> [Set task]:
Please state how many lines in the records contain the string "Pohon", with no words besides the number.
* Start Available data *
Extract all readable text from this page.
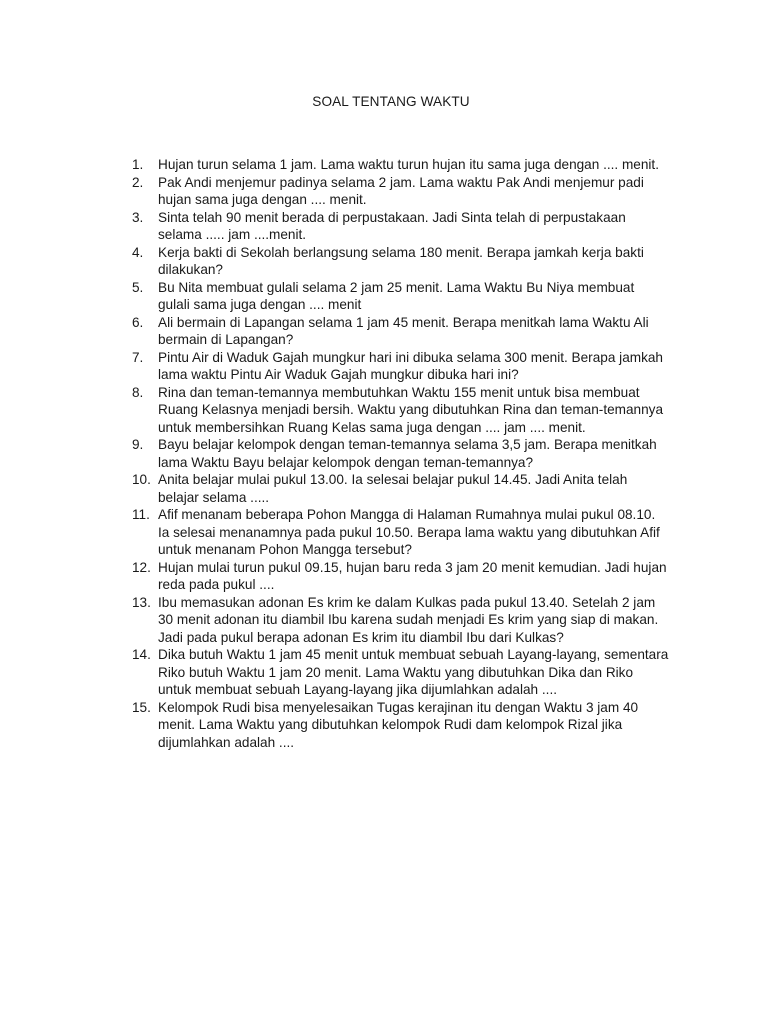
SOAL TENTANG WAKTU
1.	Hujan turun selama 1 jam. Lama waktu turun hujan itu sama juga dengan .... menit.
2.	Pak Andi menjemur padinya selama 2 jam. Lama waktu Pak Andi menjemur padi
hujan sama juga dengan .... menit.
3.	Sinta telah 90 menit berada di perpustakaan. Jadi Sinta telah di perpustakaan
selama ..... jam ....menit.
4.	Kerja bakti di Sekolah berlangsung selama 180 menit. Berapa jamkah kerja bakti
dilakukan?
5.	Bu Nita membuat gulali selama 2 jam 25 menit. Lama Waktu Bu Niya membuat
gulali sama juga dengan .... menit
6.	Ali bermain di Lapangan selama 1 jam 45 menit. Berapa menitkah lama Waktu Ali
bermain di Lapangan?
7.	Pintu Air di Waduk Gajah mungkur hari ini dibuka selama 300 menit. Berapa jamkah
lama waktu Pintu Air Waduk Gajah mungkur dibuka hari ini?
8.	Rina dan teman-temannya membutuhkan Waktu 155 menit untuk bisa membuat
Ruang Kelasnya menjadi bersih. Waktu yang dibutuhkan Rina dan teman-temannya
untuk membersihkan Ruang Kelas sama juga dengan .... jam .... menit.
9.	Bayu belajar kelompok dengan teman-temannya selama 3,5 jam. Berapa menitkah
lama Waktu Bayu belajar kelompok dengan teman-temannya?
10. Anita belajar mulai pukul 13.00. Ia selesai belajar pukul 14.45. Jadi Anita telah
belajar selama .....
11. Afif menanam beberapa Pohon Mangga di Halaman Rumahnya mulai pukul 08.10.
Ia selesai menanamnya pada pukul 10.50. Berapa lama waktu yang dibutuhkan Afif
untuk menanam Pohon Mangga tersebut?
12. Hujan mulai turun pukul 09.15, hujan baru reda 3 jam 20 menit kemudian. Jadi hujan
reda pada pukul ....
13. Ibu memasukan adonan Es krim ke dalam Kulkas pada pukul 13.40. Setelah 2 jam
30 menit adonan itu diambil Ibu karena sudah menjadi Es krim yang siap di makan.
Jadi pada pukul berapa adonan Es krim itu diambil Ibu dari Kulkas?
14. Dika butuh Waktu 1 jam 45 menit untuk membuat sebuah Layang-layang, sementara
Riko butuh Waktu 1 jam 20 menit. Lama Waktu yang dibutuhkan Dika dan Riko
untuk membuat sebuah Layang-layang jika dijumlahkan adalah ....
15. Kelompok Rudi bisa menyelesaikan Tugas kerajinan itu dengan Waktu 3 jam 40
menit. Lama Waktu yang dibutuhkan kelompok Rudi dam kelompok Rizal jika
dijumlahkan adalah ....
* End Available data *
> [Task response]:
2